The task: Please copy all the lines that follow, word for word.

┄┄┄┄┄┄┄┄┄┄┄┄┄┄┄┄┄┄┄┄

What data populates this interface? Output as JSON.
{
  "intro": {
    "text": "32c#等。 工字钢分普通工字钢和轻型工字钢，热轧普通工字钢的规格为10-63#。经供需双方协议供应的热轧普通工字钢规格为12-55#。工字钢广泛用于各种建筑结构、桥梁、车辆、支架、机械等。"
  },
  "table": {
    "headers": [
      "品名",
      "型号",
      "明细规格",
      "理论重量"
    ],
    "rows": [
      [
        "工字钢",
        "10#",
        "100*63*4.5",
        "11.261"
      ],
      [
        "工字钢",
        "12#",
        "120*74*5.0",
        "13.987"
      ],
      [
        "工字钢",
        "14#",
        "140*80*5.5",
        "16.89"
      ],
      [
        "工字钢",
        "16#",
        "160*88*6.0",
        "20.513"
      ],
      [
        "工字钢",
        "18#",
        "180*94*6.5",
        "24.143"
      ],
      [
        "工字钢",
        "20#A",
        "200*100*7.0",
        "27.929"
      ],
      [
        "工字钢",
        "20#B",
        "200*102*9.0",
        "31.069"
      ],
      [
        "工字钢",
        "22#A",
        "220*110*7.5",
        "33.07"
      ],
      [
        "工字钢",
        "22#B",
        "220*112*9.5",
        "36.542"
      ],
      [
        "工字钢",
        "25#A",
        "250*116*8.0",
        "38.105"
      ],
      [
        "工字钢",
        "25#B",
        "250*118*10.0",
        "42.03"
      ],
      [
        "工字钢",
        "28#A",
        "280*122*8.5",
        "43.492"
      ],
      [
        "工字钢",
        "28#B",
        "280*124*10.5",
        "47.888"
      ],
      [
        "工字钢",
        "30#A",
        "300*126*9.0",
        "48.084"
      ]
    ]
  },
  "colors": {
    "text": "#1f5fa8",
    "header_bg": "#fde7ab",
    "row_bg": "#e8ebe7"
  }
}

┄┄┄┄┄┄┄┄┄┄┄┄┄┄┄┄┄┄┄┄

Worked solution:
What data populates this interface? Output as JSON.
{
  "intro": {
    "text": "32c#等。 工字钢分普通工字钢和轻型工字钢，热轧普通工字钢的规格为10-63#。经供需双方协议供应的热轧普通工字钢规格为12-55#。工字钢广泛用于各种建筑结构、桥梁、车辆、支架、机械等。"
  },
  "table": {
    "headers": [
      "品名",
      "型号",
      "明细规格",
      "理论重量"
    ],
    "rows": [
      [
        "工字钢",
        "10#",
        "100*63*4.5",
        "11.261"
      ],
      [
        "工字钢",
        "12#",
        "120*74*5.0",
        "13.987"
      ],
      [
        "工字钢",
        "14#",
        "140*80*5.5",
        "16.89"
      ],
      [
        "工字钢",
        "16#",
        "160*88*6.0",
        "20.513"
      ],
      [
        "工字钢",
        "18#",
        "180*94*6.5",
        "24.143"
      ],
      [
        "工字钢",
        "20#A",
        "200*100*7.0",
        "27.929"
      ],
      [
        "工字钢",
        "20#B",
        "200*102*9.0",
        "31.069"
      ],
      [
        "工字钢",
        "22#A",
        "220*110*7.5",
        "33.07"
      ],
      [
        "工字钢",
        "22#B",
        "220*112*9.5",
        "36.542"
      ],
      [
        "工字钢",
        "25#A",
        "250*116*8.0",
        "38.105"
      ],
      [
        "工字钢",
        "25#B",
        "250*118*10.0",
        "42.03"
      ],
      [
        "工字钢",
        "28#A",
        "280*122*8.5",
        "43.492"
      ],
      [
        "工字钢",
        "28#B",
        "280*124*10.5",
        "47.888"
      ],
      [
        "工字钢",
        "30#A",
        "300*126*9.0",
        "48.084"
      ]
    ]
  },
  "colors": {
    "text": "#1f5fa8",
    "header_bg": "#fde7ab",
    "row_bg": "#e8ebe7"
  }
}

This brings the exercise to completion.